### Problem details
Go through each line of the records below and count those with the word "Time"; give only the total.

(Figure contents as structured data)
..........
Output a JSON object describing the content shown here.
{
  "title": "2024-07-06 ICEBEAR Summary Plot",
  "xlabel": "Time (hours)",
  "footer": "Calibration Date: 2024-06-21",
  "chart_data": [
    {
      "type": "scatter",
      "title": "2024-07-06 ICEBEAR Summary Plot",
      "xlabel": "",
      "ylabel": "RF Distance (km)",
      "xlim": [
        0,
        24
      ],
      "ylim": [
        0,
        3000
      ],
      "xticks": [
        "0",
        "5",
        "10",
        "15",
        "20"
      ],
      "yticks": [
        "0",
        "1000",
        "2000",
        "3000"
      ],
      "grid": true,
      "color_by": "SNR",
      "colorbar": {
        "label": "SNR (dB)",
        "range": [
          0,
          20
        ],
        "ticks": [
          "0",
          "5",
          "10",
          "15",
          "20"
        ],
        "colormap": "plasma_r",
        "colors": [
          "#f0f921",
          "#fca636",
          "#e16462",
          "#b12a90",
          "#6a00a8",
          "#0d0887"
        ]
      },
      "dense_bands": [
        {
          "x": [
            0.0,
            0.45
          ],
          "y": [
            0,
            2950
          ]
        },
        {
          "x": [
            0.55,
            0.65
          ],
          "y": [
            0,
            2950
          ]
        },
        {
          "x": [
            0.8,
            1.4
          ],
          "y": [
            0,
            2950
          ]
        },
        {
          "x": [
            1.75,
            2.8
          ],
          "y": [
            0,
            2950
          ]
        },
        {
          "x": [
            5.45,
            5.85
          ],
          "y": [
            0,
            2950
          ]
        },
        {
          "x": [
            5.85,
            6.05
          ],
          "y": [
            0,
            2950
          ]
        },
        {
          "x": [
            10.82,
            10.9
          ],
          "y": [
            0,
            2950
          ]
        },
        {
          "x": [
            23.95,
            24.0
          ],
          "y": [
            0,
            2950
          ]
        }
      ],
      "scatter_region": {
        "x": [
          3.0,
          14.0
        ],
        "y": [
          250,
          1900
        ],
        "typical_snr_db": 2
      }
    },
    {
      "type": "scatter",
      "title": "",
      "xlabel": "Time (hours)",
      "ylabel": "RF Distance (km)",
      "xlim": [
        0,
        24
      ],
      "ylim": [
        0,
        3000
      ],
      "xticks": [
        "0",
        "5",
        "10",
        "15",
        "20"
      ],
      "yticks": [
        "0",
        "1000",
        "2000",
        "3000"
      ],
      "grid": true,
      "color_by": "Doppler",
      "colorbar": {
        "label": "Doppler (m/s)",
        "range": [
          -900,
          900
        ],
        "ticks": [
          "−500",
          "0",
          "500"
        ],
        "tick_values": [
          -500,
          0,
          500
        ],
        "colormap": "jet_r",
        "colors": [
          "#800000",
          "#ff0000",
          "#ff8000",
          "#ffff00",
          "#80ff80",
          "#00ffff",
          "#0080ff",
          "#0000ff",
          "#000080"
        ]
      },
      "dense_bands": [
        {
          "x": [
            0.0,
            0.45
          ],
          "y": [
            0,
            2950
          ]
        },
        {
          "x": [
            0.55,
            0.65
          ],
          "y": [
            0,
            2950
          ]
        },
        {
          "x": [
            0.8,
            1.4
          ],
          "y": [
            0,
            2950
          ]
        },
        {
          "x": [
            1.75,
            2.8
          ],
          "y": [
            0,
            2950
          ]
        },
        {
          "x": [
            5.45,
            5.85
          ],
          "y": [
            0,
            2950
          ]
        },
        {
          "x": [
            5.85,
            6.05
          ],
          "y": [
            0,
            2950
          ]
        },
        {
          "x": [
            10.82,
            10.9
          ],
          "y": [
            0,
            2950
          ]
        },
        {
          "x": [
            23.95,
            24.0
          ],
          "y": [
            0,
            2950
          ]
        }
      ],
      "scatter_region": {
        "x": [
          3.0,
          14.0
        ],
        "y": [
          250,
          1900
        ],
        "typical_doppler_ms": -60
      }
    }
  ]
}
..........
### Response to this task
2